>>

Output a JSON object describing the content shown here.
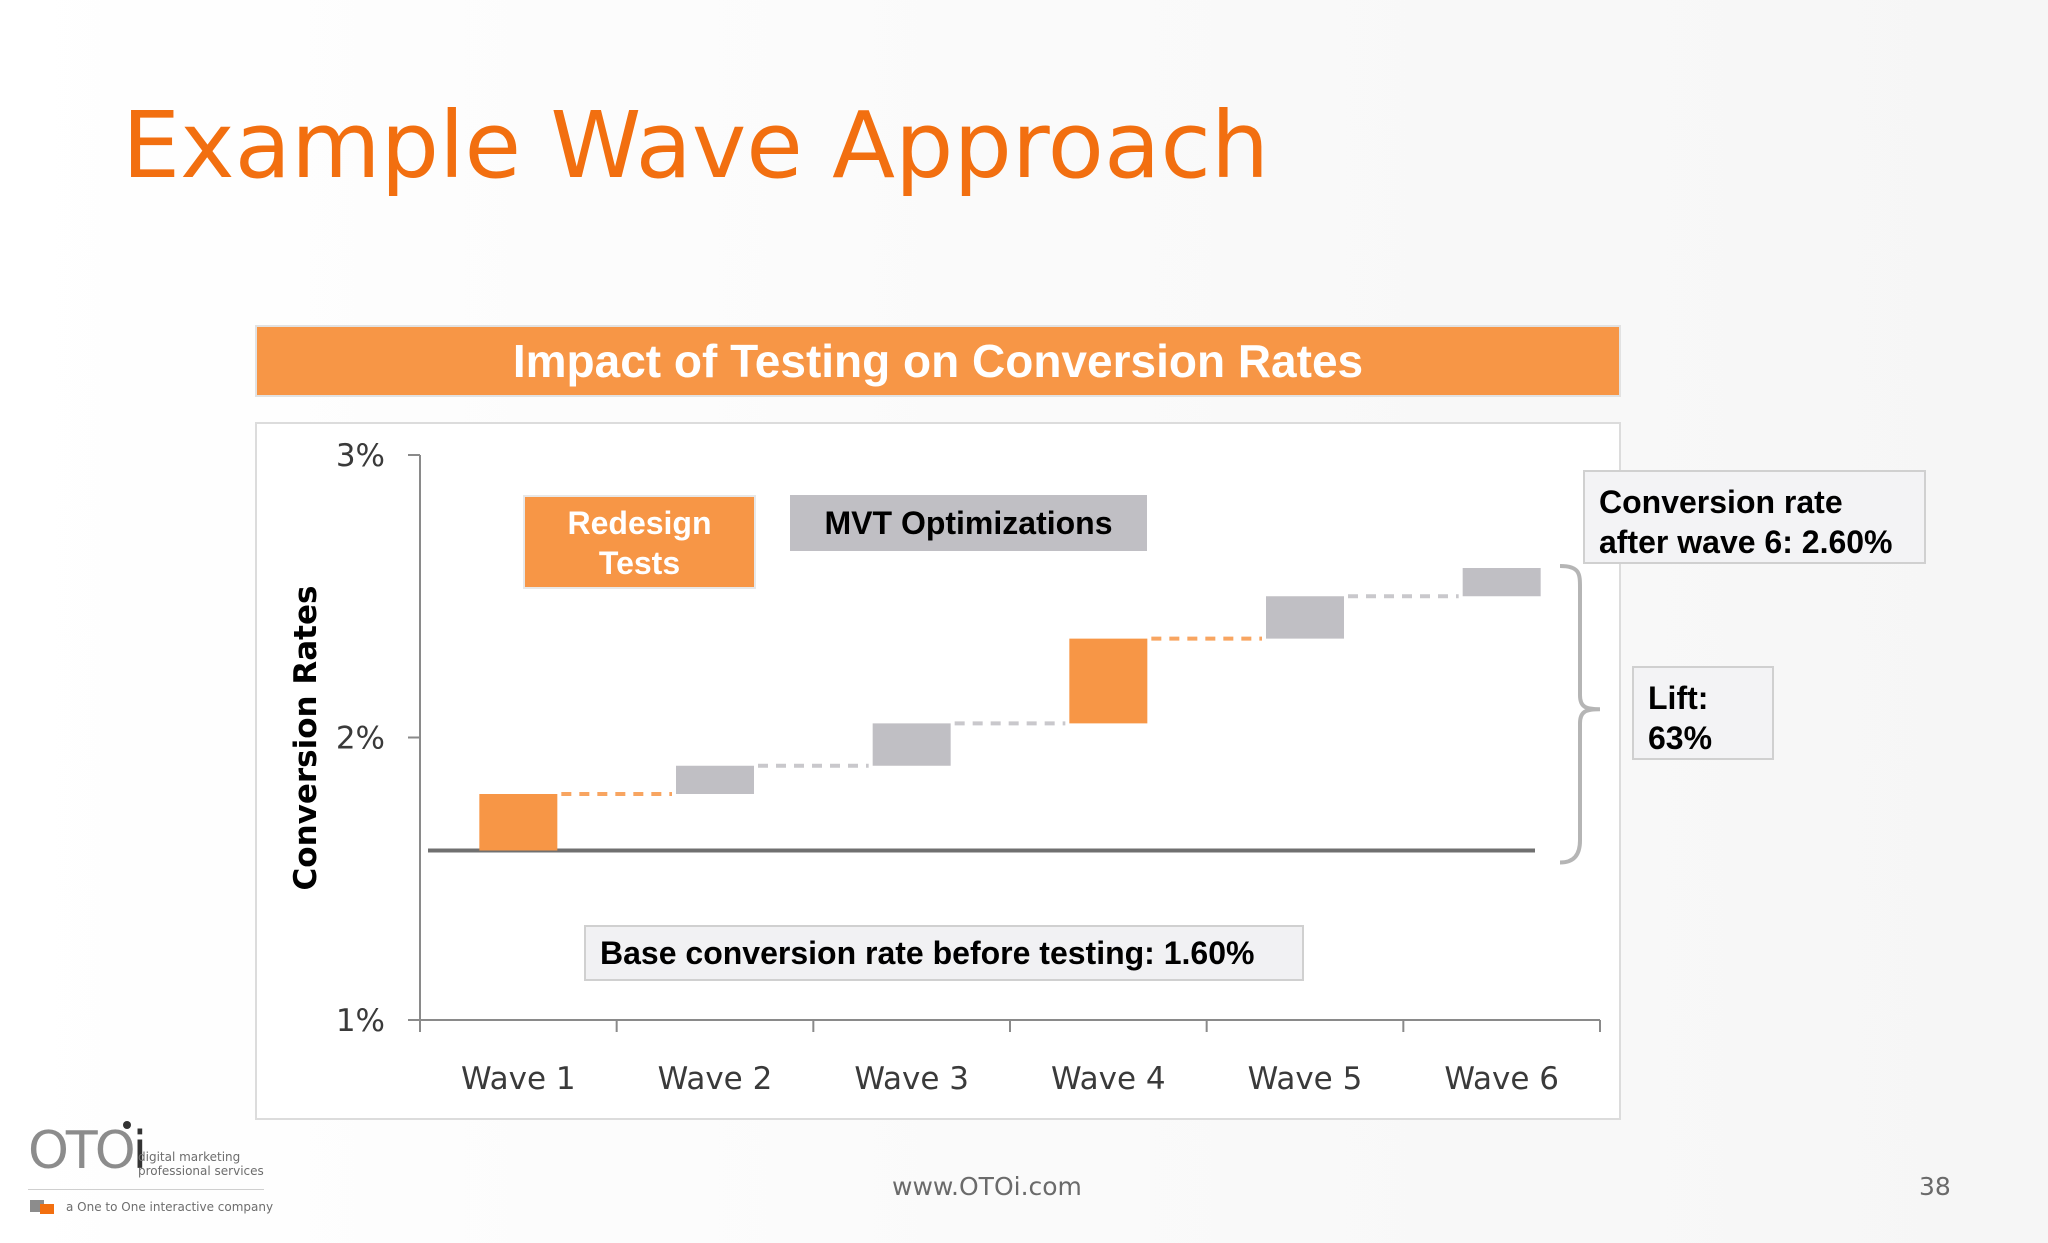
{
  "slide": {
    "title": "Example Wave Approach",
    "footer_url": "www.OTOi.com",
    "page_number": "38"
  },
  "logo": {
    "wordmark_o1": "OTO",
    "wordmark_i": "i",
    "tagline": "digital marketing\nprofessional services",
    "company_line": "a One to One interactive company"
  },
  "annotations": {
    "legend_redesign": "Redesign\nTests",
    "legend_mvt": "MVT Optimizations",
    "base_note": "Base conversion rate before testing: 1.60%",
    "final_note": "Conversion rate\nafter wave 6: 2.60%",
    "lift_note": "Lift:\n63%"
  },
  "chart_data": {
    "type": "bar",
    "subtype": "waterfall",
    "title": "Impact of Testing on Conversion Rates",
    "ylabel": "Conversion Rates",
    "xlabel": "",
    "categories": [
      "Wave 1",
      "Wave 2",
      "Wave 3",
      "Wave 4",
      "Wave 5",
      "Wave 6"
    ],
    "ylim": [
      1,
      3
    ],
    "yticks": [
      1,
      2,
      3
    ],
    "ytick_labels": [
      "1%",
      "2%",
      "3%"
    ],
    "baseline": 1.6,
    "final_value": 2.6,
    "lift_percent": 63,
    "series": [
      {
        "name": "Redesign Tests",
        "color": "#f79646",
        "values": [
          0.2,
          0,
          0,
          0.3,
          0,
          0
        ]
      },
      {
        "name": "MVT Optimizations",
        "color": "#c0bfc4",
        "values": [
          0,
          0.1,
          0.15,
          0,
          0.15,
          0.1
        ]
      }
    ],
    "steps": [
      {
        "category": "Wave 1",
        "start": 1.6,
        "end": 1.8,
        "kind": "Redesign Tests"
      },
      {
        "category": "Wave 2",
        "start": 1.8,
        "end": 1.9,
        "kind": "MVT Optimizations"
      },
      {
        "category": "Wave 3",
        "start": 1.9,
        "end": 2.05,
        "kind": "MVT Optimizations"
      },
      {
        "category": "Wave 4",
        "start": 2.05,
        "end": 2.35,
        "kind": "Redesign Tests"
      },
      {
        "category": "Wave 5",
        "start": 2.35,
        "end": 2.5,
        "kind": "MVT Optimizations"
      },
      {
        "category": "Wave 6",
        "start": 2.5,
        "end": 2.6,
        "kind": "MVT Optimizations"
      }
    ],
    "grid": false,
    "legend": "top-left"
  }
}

<<

» **Exercise goal**
Copy the records word for word, leaving no picture in the copy.

» **Task response**
Output a JSON object describing the content shown here.
{
  "slide": {
    "title": "Example Wave Approach",
    "footer_url": "www.OTOi.com",
    "page_number": "38"
  },
  "logo": {
    "wordmark_o1": "OTO",
    "wordmark_i": "i",
    "tagline": "digital marketing\nprofessional services",
    "company_line": "a One to One interactive company"
  },
  "annotations": {
    "legend_redesign": "Redesign\nTests",
    "legend_mvt": "MVT Optimizations",
    "base_note": "Base conversion rate before testing: 1.60%",
    "final_note": "Conversion rate\nafter wave 6: 2.60%",
    "lift_note": "Lift:\n63%"
  },
  "chart_data": {
    "type": "bar",
    "subtype": "waterfall",
    "title": "Impact of Testing on Conversion Rates",
    "ylabel": "Conversion Rates",
    "xlabel": "",
    "categories": [
      "Wave 1",
      "Wave 2",
      "Wave 3",
      "Wave 4",
      "Wave 5",
      "Wave 6"
    ],
    "ylim": [
      1,
      3
    ],
    "yticks": [
      1,
      2,
      3
    ],
    "ytick_labels": [
      "1%",
      "2%",
      "3%"
    ],
    "baseline": 1.6,
    "final_value": 2.6,
    "lift_percent": 63,
    "series": [
      {
        "name": "Redesign Tests",
        "color": "#f79646",
        "values": [
          0.2,
          0,
          0,
          0.3,
          0,
          0
        ]
      },
      {
        "name": "MVT Optimizations",
        "color": "#c0bfc4",
        "values": [
          0,
          0.1,
          0.15,
          0,
          0.15,
          0.1
        ]
      }
    ],
    "steps": [
      {
        "category": "Wave 1",
        "start": 1.6,
        "end": 1.8,
        "kind": "Redesign Tests"
      },
      {
        "category": "Wave 2",
        "start": 1.8,
        "end": 1.9,
        "kind": "MVT Optimizations"
      },
      {
        "category": "Wave 3",
        "start": 1.9,
        "end": 2.05,
        "kind": "MVT Optimizations"
      },
      {
        "category": "Wave 4",
        "start": 2.05,
        "end": 2.35,
        "kind": "Redesign Tests"
      },
      {
        "category": "Wave 5",
        "start": 2.35,
        "end": 2.5,
        "kind": "MVT Optimizations"
      },
      {
        "category": "Wave 6",
        "start": 2.5,
        "end": 2.6,
        "kind": "MVT Optimizations"
      }
    ],
    "grid": false,
    "legend": "top-left"
  }
}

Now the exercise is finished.